*BRIEF:*
Would you quote every entry exactly, dropping only the pictures?

-------------------------

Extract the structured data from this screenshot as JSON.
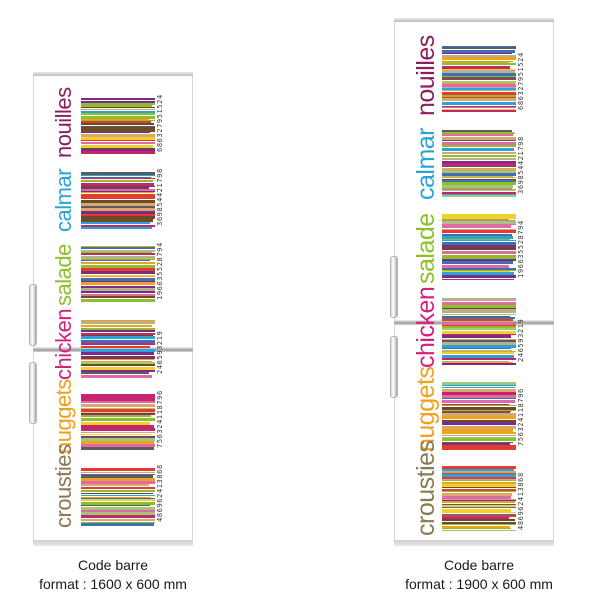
{
  "fridges": [
    {
      "caption_line1": "Code barre",
      "caption_line2": "format : 1600 x 600 mm",
      "items": [
        {
          "word": "nouilles",
          "color": "#8b1f5e",
          "number": "686327951524"
        },
        {
          "word": "calmar",
          "color": "#2aa3d8",
          "number": "369854421798"
        },
        {
          "word": "salade",
          "color": "#8dbf2a",
          "number": "196635528794"
        },
        {
          "word": "chicken",
          "color": "#d61f7a",
          "number": "246593219"
        },
        {
          "word": "nuggets",
          "color": "#f0a11e",
          "number": "756324118796"
        },
        {
          "word": "crousties",
          "color": "#8a7a52",
          "number": "486962413868"
        }
      ]
    },
    {
      "caption_line1": "Code barre",
      "caption_line2": "format : 1900 x 600 mm",
      "items": [
        {
          "word": "nouilles",
          "color": "#8b1f5e",
          "number": "686327951524"
        },
        {
          "word": "calmar",
          "color": "#2aa3d8",
          "number": "369854421798"
        },
        {
          "word": "salade",
          "color": "#8dbf2a",
          "number": "196635528794"
        },
        {
          "word": "chicken",
          "color": "#d61f7a",
          "number": "246593219"
        },
        {
          "word": "nuggets",
          "color": "#f0a11e",
          "number": "756324118796"
        },
        {
          "word": "crousties",
          "color": "#8a7a52",
          "number": "486962413868"
        }
      ]
    }
  ],
  "bar_palette": [
    "#c4256e",
    "#7c2a8c",
    "#2aa3d8",
    "#8dbf2a",
    "#f0a11e",
    "#e53b2e",
    "#6b4a2a",
    "#b8b08a",
    "#f2d02a",
    "#5c5c5c",
    "#e06aa8",
    "#3f6fb5",
    "#a0c878",
    "#d9a86a"
  ]
}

-------------------------

*RESULT:*
Extract the structured data from this screenshot as JSON.
{
  "fridges": [
    {
      "caption_line1": "Code barre",
      "caption_line2": "format : 1600 x 600 mm",
      "items": [
        {
          "word": "nouilles",
          "color": "#8b1f5e",
          "number": "686327951524"
        },
        {
          "word": "calmar",
          "color": "#2aa3d8",
          "number": "369854421798"
        },
        {
          "word": "salade",
          "color": "#8dbf2a",
          "number": "196635528794"
        },
        {
          "word": "chicken",
          "color": "#d61f7a",
          "number": "246593219"
        },
        {
          "word": "nuggets",
          "color": "#f0a11e",
          "number": "756324118796"
        },
        {
          "word": "crousties",
          "color": "#8a7a52",
          "number": "486962413868"
        }
      ]
    },
    {
      "caption_line1": "Code barre",
      "caption_line2": "format : 1900 x 600 mm",
      "items": [
        {
          "word": "nouilles",
          "color": "#8b1f5e",
          "number": "686327951524"
        },
        {
          "word": "calmar",
          "color": "#2aa3d8",
          "number": "369854421798"
        },
        {
          "word": "salade",
          "color": "#8dbf2a",
          "number": "196635528794"
        },
        {
          "word": "chicken",
          "color": "#d61f7a",
          "number": "246593219"
        },
        {
          "word": "nuggets",
          "color": "#f0a11e",
          "number": "756324118796"
        },
        {
          "word": "crousties",
          "color": "#8a7a52",
          "number": "486962413868"
        }
      ]
    }
  ],
  "bar_palette": [
    "#c4256e",
    "#7c2a8c",
    "#2aa3d8",
    "#8dbf2a",
    "#f0a11e",
    "#e53b2e",
    "#6b4a2a",
    "#b8b08a",
    "#f2d02a",
    "#5c5c5c",
    "#e06aa8",
    "#3f6fb5",
    "#a0c878",
    "#d9a86a"
  ]
}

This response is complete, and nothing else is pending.